**Directive**. Will you give every entry again exactly as it stands?
--
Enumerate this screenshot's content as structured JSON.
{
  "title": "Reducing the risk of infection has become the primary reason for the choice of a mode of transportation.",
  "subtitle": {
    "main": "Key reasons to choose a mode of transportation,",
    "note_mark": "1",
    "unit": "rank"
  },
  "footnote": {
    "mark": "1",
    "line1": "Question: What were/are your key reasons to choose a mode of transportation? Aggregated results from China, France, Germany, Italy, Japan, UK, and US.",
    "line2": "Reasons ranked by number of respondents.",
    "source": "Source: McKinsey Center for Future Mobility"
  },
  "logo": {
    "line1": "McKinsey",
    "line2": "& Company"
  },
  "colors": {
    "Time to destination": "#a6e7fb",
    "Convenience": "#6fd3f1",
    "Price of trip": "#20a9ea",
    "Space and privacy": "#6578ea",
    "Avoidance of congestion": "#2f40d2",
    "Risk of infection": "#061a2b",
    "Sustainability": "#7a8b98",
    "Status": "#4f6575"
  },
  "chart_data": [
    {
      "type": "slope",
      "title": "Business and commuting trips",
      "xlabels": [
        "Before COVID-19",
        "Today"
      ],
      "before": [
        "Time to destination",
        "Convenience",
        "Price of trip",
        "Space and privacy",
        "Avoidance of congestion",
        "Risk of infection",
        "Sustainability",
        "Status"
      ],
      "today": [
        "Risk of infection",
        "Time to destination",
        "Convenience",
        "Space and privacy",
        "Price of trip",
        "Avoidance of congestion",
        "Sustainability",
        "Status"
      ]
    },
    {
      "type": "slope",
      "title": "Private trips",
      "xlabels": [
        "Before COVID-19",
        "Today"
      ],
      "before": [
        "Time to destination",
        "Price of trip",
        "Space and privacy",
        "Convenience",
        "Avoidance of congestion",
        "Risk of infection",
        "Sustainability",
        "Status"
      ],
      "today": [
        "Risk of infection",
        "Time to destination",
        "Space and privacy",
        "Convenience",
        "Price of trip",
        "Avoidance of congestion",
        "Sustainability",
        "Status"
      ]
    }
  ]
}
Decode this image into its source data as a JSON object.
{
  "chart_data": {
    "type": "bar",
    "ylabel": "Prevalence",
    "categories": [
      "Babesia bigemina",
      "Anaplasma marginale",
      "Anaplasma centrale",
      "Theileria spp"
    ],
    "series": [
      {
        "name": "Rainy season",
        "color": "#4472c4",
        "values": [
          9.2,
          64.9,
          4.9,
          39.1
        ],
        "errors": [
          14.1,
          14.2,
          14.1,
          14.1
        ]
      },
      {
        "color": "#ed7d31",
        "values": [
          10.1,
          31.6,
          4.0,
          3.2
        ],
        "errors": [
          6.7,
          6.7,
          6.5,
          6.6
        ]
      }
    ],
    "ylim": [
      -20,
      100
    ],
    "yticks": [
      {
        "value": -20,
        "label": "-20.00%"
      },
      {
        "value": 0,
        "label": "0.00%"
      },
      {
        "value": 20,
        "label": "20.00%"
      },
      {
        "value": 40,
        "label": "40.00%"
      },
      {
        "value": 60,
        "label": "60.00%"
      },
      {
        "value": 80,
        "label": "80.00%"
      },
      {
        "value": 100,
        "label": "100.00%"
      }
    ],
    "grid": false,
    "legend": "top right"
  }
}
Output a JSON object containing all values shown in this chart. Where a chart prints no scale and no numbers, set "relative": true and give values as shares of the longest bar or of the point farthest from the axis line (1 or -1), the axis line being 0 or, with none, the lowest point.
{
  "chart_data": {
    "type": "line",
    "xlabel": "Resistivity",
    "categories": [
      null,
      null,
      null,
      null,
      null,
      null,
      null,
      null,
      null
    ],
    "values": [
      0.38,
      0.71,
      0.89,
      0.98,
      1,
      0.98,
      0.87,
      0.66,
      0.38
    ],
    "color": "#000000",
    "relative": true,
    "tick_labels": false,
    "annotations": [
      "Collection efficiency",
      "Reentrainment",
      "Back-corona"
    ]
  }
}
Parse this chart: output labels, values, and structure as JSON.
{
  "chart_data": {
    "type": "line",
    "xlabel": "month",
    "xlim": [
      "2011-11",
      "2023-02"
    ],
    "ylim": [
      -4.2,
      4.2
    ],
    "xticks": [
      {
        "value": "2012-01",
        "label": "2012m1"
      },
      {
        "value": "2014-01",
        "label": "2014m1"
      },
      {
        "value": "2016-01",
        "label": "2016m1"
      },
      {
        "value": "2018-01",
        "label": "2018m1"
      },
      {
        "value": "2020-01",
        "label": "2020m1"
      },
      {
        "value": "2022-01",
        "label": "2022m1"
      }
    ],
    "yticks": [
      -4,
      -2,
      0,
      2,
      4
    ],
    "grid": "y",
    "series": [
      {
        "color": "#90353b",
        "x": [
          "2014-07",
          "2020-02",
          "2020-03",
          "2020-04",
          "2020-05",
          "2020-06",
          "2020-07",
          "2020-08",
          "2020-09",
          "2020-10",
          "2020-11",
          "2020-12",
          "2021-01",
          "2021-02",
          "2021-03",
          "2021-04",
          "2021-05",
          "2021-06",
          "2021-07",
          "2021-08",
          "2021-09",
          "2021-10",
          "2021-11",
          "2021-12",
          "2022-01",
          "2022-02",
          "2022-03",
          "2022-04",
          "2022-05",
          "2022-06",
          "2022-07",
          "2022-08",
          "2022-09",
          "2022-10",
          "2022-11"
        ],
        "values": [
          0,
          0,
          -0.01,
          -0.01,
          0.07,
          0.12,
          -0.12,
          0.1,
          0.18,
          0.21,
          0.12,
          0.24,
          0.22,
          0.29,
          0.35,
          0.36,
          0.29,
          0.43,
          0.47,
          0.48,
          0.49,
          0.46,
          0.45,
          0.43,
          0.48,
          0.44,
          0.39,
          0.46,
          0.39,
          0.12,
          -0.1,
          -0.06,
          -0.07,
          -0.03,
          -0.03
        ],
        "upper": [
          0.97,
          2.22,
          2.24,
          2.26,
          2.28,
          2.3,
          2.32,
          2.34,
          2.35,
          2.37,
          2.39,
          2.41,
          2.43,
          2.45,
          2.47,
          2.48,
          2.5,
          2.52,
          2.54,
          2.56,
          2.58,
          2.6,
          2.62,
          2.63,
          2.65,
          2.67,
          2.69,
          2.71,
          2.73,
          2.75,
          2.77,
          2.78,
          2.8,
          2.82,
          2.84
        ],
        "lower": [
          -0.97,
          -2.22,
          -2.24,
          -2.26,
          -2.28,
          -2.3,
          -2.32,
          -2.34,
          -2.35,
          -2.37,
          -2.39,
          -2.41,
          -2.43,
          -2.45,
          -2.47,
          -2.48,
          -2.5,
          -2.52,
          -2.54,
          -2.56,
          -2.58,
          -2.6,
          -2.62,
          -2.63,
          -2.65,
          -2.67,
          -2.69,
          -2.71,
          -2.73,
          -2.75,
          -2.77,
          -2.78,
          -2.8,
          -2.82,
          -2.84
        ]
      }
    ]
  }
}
--
**Correct answer**.
Enumerate this screenshot's content as structured JSON.
{
  "title": "Reducing the risk of infection has become the primary reason for the choice of a mode of transportation.",
  "subtitle": {
    "main": "Key reasons to choose a mode of transportation,",
    "note_mark": "1",
    "unit": "rank"
  },
  "footnote": {
    "mark": "1",
    "line1": "Question: What were/are your key reasons to choose a mode of transportation? Aggregated results from China, France, Germany, Italy, Japan, UK, and US.",
    "line2": "Reasons ranked by number of respondents.",
    "source": "Source: McKinsey Center for Future Mobility"
  },
  "logo": {
    "line1": "McKinsey",
    "line2": "& Company"
  },
  "colors": {
    "Time to destination": "#a6e7fb",
    "Convenience": "#6fd3f1",
    "Price of trip": "#20a9ea",
    "Space and privacy": "#6578ea",
    "Avoidance of congestion": "#2f40d2",
    "Risk of infection": "#061a2b",
    "Sustainability": "#7a8b98",
    "Status": "#4f6575"
  },
  "chart_data": [
    {
      "type": "slope",
      "title": "Business and commuting trips",
      "xlabels": [
        "Before COVID-19",
        "Today"
      ],
      "before": [
        "Time to destination",
        "Convenience",
        "Price of trip",
        "Space and privacy",
        "Avoidance of congestion",
        "Risk of infection",
        "Sustainability",
        "Status"
      ],
      "today": [
        "Risk of infection",
        "Time to destination",
        "Convenience",
        "Space and privacy",
        "Price of trip",
        "Avoidance of congestion",
        "Sustainability",
        "Status"
      ]
    },
    {
      "type": "slope",
      "title": "Private trips",
      "xlabels": [
        "Before COVID-19",
        "Today"
      ],
      "before": [
        "Time to destination",
        "Price of trip",
        "Space and privacy",
        "Convenience",
        "Avoidance of congestion",
        "Risk of infection",
        "Sustainability",
        "Status"
      ],
      "today": [
        "Risk of infection",
        "Time to destination",
        "Space and privacy",
        "Convenience",
        "Price of trip",
        "Avoidance of congestion",
        "Sustainability",
        "Status"
      ]
    }
  ]
}
Decode this image into its source data as a JSON object.
{
  "chart_data": {
    "type": "bar",
    "ylabel": "Prevalence",
    "categories": [
      "Babesia bigemina",
      "Anaplasma marginale",
      "Anaplasma centrale",
      "Theileria spp"
    ],
    "series": [
      {
        "name": "Rainy season",
        "color": "#4472c4",
        "values": [
          9.2,
          64.9,
          4.9,
          39.1
        ],
        "errors": [
          14.1,
          14.2,
          14.1,
          14.1
        ]
      },
      {
        "color": "#ed7d31",
        "values": [
          10.1,
          31.6,
          4.0,
          3.2
        ],
        "errors": [
          6.7,
          6.7,
          6.5,
          6.6
        ]
      }
    ],
    "ylim": [
      -20,
      100
    ],
    "yticks": [
      {
        "value": -20,
        "label": "-20.00%"
      },
      {
        "value": 0,
        "label": "0.00%"
      },
      {
        "value": 20,
        "label": "20.00%"
      },
      {
        "value": 40,
        "label": "40.00%"
      },
      {
        "value": 60,
        "label": "60.00%"
      },
      {
        "value": 80,
        "label": "80.00%"
      },
      {
        "value": 100,
        "label": "100.00%"
      }
    ],
    "grid": false,
    "legend": "top right"
  }
}
Output a JSON object containing all values shown in this chart. Where a chart prints no scale and no numbers, set "relative": true and give values as shares of the longest bar or of the point farthest from the axis line (1 or -1), the axis line being 0 or, with none, the lowest point.
{
  "chart_data": {
    "type": "line",
    "xlabel": "Resistivity",
    "categories": [
      null,
      null,
      null,
      null,
      null,
      null,
      null,
      null,
      null
    ],
    "values": [
      0.38,
      0.71,
      0.89,
      0.98,
      1,
      0.98,
      0.87,
      0.66,
      0.38
    ],
    "color": "#000000",
    "relative": true,
    "tick_labels": false,
    "annotations": [
      "Collection efficiency",
      "Reentrainment",
      "Back-corona"
    ]
  }
}
Parse this chart: output labels, values, and structure as JSON.
{
  "chart_data": {
    "type": "line",
    "xlabel": "month",
    "xlim": [
      "2011-11",
      "2023-02"
    ],
    "ylim": [
      -4.2,
      4.2
    ],
    "xticks": [
      {
        "value": "2012-01",
        "label": "2012m1"
      },
      {
        "value": "2014-01",
        "label": "2014m1"
      },
      {
        "value": "2016-01",
        "label": "2016m1"
      },
      {
        "value": "2018-01",
        "label": "2018m1"
      },
      {
        "value": "2020-01",
        "label": "2020m1"
      },
      {
        "value": "2022-01",
        "label": "2022m1"
      }
    ],
    "yticks": [
      -4,
      -2,
      0,
      2,
      4
    ],
    "grid": "y",
    "series": [
      {
        "color": "#90353b",
        "x": [
          "2014-07",
          "2020-02",
          "2020-03",
          "2020-04",
          "2020-05",
          "2020-06",
          "2020-07",
          "2020-08",
          "2020-09",
          "2020-10",
          "2020-11",
          "2020-12",
          "2021-01",
          "2021-02",
          "2021-03",
          "2021-04",
          "2021-05",
          "2021-06",
          "2021-07",
          "2021-08",
          "2021-09",
          "2021-10",
          "2021-11",
          "2021-12",
          "2022-01",
          "2022-02",
          "2022-03",
          "2022-04",
          "2022-05",
          "2022-06",
          "2022-07",
          "2022-08",
          "2022-09",
          "2022-10",
          "2022-11"
        ],
        "values": [
          0,
          0,
          -0.01,
          -0.01,
          0.07,
          0.12,
          -0.12,
          0.1,
          0.18,
          0.21,
          0.12,
          0.24,
          0.22,
          0.29,
          0.35,
          0.36,
          0.29,
          0.43,
          0.47,
          0.48,
          0.49,
          0.46,
          0.45,
          0.43,
          0.48,
          0.44,
          0.39,
          0.46,
          0.39,
          0.12,
          -0.1,
          -0.06,
          -0.07,
          -0.03,
          -0.03
        ],
        "upper": [
          0.97,
          2.22,
          2.24,
          2.26,
          2.28,
          2.3,
          2.32,
          2.34,
          2.35,
          2.37,
          2.39,
          2.41,
          2.43,
          2.45,
          2.47,
          2.48,
          2.5,
          2.52,
          2.54,
          2.56,
          2.58,
          2.6,
          2.62,
          2.63,
          2.65,
          2.67,
          2.69,
          2.71,
          2.73,
          2.75,
          2.77,
          2.78,
          2.8,
          2.82,
          2.84
        ],
        "lower": [
          -0.97,
          -2.22,
          -2.24,
          -2.26,
          -2.28,
          -2.3,
          -2.32,
          -2.34,
          -2.35,
          -2.37,
          -2.39,
          -2.41,
          -2.43,
          -2.45,
          -2.47,
          -2.48,
          -2.5,
          -2.52,
          -2.54,
          -2.56,
          -2.58,
          -2.6,
          -2.62,
          -2.63,
          -2.65,
          -2.67,
          -2.69,
          -2.71,
          -2.73,
          -2.75,
          -2.77,
          -2.78,
          -2.8,
          -2.82,
          -2.84
        ]
      }
    ]
  }
}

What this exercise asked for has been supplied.